[Begin Input rows]

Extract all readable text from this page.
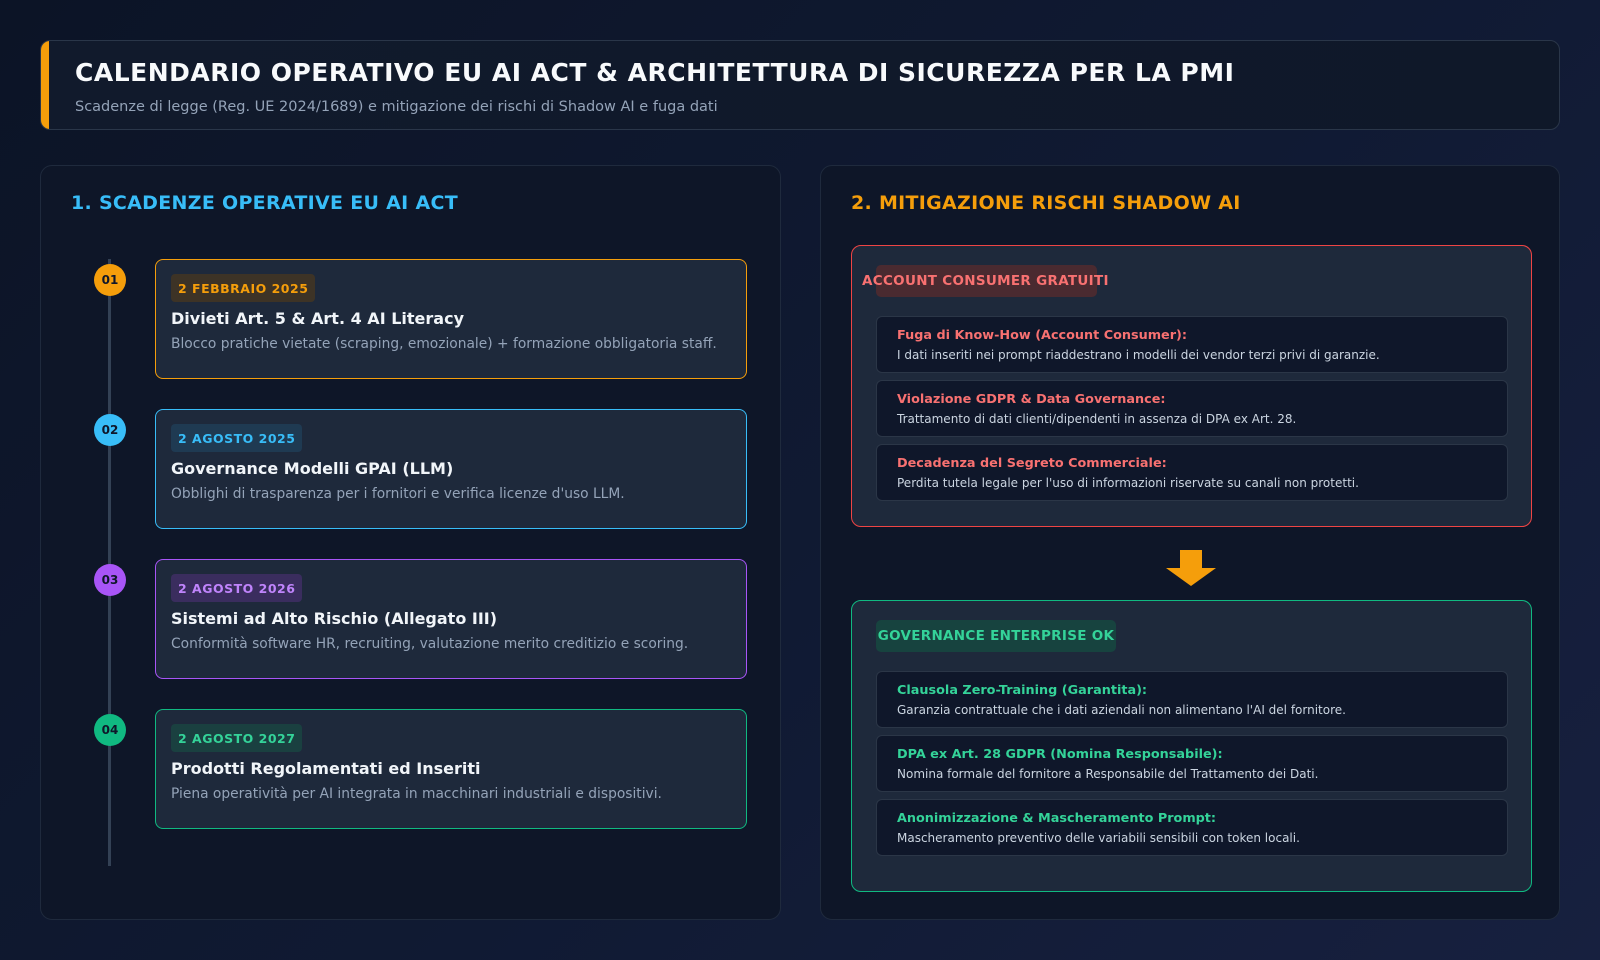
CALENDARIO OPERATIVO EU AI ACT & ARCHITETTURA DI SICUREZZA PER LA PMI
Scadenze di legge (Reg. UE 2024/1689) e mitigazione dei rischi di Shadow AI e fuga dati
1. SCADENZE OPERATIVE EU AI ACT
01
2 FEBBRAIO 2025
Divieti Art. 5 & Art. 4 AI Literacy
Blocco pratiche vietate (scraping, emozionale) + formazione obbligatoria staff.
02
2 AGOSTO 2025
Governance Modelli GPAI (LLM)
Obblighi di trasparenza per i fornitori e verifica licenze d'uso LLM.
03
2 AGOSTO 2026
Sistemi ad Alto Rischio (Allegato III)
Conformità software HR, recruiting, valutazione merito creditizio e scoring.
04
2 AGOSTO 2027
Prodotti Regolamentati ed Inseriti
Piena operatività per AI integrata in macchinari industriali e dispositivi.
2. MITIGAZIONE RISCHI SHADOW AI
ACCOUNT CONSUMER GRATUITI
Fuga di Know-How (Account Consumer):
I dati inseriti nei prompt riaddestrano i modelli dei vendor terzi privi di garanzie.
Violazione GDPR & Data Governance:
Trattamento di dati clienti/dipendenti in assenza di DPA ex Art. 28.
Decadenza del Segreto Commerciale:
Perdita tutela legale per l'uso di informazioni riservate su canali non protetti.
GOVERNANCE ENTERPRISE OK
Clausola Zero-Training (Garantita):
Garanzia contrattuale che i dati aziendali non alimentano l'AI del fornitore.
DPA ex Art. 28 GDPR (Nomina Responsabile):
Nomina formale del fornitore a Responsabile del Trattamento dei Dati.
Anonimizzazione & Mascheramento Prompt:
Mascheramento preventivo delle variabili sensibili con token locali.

[End Input rows]

Task brief: Verbatim reproduction of every record is required; images are left out.

Task response:
Extract all readable text from this page.
CALENDARIO OPERATIVO EU AI ACT & ARCHITETTURA DI SICUREZZA PER LA PMI
Scadenze di legge (Reg. UE 2024/1689) e mitigazione dei rischi di Shadow AI e fuga dati
1. SCADENZE OPERATIVE EU AI ACT
01
2 FEBBRAIO 2025
Divieti Art. 5 & Art. 4 AI Literacy
Blocco pratiche vietate (scraping, emozionale) + formazione obbligatoria staff.
02
2 AGOSTO 2025
Governance Modelli GPAI (LLM)
Obblighi di trasparenza per i fornitori e verifica licenze d'uso LLM.
03
2 AGOSTO 2026
Sistemi ad Alto Rischio (Allegato III)
Conformità software HR, recruiting, valutazione merito creditizio e scoring.
04
2 AGOSTO 2027
Prodotti Regolamentati ed Inseriti
Piena operatività per AI integrata in macchinari industriali e dispositivi.
2. MITIGAZIONE RISCHI SHADOW AI
ACCOUNT CONSUMER GRATUITI
Fuga di Know-How (Account Consumer):
I dati inseriti nei prompt riaddestrano i modelli dei vendor terzi privi di garanzie.
Violazione GDPR & Data Governance:
Trattamento di dati clienti/dipendenti in assenza di DPA ex Art. 28.
Decadenza del Segreto Commerciale:
Perdita tutela legale per l'uso di informazioni riservate su canali non protetti.
GOVERNANCE ENTERPRISE OK
Clausola Zero-Training (Garantita):
Garanzia contrattuale che i dati aziendali non alimentano l'AI del fornitore.
DPA ex Art. 28 GDPR (Nomina Responsabile):
Nomina formale del fornitore a Responsabile del Trattamento dei Dati.
Anonimizzazione & Mascheramento Prompt:
Mascheramento preventivo delle variabili sensibili con token locali.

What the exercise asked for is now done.